§ **Exercise task**: Copy out each line of the data holding "участка".

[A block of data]
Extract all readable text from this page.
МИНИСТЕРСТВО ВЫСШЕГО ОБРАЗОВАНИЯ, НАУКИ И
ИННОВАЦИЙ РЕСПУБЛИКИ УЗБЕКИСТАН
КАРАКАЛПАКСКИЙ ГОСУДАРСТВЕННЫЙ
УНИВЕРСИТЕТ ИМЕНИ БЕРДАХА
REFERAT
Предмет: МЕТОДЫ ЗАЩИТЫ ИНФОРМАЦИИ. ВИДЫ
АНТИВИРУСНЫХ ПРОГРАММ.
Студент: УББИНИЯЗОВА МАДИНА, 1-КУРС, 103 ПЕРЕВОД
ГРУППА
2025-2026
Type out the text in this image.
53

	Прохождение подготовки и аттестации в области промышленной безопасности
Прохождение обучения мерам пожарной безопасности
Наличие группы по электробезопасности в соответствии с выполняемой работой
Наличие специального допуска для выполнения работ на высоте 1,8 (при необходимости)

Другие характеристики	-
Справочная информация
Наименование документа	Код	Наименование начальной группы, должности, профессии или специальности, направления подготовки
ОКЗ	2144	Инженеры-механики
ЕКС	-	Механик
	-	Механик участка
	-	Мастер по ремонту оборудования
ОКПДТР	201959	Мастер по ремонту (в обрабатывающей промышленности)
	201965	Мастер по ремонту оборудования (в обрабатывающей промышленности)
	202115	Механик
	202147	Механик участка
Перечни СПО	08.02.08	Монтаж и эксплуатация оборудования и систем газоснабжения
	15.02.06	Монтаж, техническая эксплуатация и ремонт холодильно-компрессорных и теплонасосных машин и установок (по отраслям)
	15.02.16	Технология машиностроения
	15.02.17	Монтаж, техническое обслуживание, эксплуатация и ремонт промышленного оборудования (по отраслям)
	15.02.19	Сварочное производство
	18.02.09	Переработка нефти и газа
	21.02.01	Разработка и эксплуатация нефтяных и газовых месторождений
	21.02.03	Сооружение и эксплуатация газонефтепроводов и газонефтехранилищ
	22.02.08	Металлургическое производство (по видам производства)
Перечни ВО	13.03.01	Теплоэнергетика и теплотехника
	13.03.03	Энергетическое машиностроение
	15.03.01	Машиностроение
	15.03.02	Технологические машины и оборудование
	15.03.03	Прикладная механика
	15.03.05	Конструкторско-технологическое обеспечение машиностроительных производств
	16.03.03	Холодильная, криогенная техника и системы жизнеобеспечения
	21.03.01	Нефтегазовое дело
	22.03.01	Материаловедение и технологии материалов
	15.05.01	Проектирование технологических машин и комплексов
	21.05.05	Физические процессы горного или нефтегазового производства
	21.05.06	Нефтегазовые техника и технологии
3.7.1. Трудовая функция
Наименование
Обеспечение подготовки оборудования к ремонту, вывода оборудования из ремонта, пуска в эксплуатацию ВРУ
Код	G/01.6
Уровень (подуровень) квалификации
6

§ **Result below**:
	-	Механик участка
	202147	Механик участка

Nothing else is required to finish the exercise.